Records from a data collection

-- begin --

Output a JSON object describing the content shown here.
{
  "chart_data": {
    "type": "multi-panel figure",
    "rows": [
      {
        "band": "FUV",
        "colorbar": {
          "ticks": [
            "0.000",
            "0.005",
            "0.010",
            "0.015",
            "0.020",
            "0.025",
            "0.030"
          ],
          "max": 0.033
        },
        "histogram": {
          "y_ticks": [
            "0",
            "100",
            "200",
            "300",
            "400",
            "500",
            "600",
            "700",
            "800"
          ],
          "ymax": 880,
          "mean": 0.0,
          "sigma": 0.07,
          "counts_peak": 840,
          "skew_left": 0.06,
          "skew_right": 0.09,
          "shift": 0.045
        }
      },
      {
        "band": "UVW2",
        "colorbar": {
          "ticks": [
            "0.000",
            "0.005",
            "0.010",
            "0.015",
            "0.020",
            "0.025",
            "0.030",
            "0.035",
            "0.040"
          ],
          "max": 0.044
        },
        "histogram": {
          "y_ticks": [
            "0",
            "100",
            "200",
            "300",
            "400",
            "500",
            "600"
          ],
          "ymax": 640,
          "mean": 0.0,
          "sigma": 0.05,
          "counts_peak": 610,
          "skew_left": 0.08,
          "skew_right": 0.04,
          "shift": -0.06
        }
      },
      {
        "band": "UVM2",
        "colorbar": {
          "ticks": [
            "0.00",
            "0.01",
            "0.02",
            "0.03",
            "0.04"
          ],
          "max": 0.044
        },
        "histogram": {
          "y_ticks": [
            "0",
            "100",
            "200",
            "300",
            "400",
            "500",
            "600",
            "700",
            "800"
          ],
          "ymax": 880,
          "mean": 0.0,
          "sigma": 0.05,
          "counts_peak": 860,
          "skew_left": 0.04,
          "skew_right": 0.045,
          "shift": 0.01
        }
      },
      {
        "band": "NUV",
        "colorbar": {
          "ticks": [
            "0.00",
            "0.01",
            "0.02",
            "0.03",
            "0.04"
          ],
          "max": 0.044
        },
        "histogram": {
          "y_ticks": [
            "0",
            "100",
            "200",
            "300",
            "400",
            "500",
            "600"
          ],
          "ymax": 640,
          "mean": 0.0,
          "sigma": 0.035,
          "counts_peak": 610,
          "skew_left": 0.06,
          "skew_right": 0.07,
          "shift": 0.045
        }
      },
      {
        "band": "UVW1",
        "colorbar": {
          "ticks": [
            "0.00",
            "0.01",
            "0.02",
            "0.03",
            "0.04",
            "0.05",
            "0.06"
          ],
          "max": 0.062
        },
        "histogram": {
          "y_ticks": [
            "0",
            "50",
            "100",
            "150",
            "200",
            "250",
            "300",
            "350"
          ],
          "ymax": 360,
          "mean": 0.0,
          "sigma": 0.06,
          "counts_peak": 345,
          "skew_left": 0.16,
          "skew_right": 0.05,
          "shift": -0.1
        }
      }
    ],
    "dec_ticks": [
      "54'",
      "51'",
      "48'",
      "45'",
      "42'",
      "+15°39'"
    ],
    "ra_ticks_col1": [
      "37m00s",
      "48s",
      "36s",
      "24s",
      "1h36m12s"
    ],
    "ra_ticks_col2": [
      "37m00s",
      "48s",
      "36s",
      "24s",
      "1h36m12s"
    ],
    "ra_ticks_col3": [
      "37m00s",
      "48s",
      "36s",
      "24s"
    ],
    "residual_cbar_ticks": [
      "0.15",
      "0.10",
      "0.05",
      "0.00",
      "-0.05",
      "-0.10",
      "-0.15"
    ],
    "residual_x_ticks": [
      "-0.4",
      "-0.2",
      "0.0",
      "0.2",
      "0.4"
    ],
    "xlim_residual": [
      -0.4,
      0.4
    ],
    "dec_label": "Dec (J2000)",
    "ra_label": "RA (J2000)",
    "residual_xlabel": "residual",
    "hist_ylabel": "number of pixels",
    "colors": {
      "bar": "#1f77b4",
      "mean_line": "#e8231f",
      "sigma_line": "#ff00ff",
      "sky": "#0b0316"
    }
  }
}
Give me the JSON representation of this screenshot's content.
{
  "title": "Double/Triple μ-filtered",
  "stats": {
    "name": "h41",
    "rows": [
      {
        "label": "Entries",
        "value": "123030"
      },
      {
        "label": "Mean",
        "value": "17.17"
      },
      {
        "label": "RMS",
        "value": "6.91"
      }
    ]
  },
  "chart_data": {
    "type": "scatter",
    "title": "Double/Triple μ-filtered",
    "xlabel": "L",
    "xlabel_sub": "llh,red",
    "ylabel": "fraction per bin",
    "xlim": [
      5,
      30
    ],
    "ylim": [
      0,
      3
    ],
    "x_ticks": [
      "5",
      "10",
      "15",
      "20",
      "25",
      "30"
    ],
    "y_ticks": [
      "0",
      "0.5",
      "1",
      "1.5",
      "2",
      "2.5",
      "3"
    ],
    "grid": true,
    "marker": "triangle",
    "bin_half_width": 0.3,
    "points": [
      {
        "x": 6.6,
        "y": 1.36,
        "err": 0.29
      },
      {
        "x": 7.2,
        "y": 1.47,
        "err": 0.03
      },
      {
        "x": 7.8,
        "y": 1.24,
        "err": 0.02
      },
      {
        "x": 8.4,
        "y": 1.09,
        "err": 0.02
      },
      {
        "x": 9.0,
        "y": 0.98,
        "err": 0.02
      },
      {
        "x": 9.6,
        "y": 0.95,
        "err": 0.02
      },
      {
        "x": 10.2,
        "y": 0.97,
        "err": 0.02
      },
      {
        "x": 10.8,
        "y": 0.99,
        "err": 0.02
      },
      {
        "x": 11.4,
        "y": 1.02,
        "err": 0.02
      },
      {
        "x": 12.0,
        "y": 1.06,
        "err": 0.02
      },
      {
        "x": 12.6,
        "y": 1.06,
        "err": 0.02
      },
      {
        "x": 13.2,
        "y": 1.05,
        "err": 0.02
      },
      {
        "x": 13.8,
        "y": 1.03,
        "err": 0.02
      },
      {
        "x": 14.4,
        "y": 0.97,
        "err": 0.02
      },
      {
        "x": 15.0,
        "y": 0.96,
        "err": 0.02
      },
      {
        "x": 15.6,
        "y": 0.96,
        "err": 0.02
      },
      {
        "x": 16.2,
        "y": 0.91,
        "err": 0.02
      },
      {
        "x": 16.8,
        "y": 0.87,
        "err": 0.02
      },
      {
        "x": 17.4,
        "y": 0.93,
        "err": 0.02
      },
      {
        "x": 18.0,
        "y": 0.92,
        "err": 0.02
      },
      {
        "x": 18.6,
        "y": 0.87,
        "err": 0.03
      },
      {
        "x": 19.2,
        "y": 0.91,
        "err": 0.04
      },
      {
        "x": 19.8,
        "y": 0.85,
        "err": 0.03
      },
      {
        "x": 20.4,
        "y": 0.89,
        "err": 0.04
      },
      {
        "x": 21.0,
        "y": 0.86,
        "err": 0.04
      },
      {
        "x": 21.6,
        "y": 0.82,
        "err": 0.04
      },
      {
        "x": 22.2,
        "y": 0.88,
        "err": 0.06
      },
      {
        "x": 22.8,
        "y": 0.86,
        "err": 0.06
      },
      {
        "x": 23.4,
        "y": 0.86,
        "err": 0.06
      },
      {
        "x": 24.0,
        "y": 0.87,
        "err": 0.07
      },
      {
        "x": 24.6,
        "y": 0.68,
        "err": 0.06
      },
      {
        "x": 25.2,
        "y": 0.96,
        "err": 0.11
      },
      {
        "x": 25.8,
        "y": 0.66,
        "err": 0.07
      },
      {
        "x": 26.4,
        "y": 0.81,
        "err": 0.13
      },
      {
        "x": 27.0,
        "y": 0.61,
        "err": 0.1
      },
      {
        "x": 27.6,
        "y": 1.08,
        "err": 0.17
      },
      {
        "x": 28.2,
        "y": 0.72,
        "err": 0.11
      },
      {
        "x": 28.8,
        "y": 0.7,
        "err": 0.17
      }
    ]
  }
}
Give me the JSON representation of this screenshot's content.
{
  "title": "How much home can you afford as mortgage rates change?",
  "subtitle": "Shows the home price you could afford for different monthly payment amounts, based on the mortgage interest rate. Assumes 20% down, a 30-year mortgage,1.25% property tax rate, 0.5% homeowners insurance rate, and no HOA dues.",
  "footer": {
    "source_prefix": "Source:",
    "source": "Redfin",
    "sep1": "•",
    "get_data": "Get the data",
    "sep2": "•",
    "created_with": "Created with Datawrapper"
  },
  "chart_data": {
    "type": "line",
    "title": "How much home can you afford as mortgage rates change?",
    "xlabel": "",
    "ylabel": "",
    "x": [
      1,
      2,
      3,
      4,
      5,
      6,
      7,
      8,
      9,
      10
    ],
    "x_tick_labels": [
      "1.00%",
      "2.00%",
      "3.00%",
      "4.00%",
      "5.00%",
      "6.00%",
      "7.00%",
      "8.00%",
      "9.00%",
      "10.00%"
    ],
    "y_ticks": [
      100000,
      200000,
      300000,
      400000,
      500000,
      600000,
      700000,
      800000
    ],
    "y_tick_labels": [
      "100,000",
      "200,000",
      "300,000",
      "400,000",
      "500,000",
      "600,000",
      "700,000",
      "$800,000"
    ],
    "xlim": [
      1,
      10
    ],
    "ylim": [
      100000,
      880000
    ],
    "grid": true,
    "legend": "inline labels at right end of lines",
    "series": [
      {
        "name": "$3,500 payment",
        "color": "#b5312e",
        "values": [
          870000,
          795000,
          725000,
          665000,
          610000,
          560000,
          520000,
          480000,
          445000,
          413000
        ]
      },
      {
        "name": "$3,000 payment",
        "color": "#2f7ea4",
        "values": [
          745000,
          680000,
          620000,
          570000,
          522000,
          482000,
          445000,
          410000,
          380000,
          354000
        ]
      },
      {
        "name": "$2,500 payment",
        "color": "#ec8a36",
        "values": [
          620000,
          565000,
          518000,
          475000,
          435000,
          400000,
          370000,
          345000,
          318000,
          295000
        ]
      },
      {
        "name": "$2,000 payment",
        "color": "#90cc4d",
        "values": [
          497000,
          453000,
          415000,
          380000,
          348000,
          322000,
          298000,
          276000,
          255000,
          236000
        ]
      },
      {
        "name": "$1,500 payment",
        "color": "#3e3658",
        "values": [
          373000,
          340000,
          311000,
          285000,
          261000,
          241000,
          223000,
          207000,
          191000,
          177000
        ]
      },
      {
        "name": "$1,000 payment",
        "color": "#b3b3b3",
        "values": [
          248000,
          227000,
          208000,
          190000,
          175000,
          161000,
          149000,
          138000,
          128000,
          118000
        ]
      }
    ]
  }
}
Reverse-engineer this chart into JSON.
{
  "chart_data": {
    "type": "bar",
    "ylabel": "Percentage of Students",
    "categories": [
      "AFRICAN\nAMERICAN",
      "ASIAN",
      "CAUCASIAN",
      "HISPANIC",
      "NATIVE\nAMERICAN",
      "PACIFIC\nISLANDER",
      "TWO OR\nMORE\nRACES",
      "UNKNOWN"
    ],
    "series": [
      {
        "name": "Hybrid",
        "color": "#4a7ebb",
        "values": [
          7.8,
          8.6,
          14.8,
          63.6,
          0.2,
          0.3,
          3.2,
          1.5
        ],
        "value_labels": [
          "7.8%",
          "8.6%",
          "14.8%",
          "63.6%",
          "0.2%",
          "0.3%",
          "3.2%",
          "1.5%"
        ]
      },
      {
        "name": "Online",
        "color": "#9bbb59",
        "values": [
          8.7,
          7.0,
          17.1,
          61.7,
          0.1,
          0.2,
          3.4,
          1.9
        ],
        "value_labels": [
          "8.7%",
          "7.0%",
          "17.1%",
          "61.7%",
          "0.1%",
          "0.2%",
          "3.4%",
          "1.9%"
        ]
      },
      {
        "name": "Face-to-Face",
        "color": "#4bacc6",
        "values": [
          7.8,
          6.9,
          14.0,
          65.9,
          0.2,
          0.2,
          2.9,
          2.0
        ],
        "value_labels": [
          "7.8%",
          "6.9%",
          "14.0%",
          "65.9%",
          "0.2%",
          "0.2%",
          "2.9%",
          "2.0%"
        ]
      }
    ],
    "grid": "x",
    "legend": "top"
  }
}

-- end --

- TASK DIRECTIONS
Find the number of lines in which the word "Triple" occurs, and write nothing but that number.

- OUTPUT BELOW
2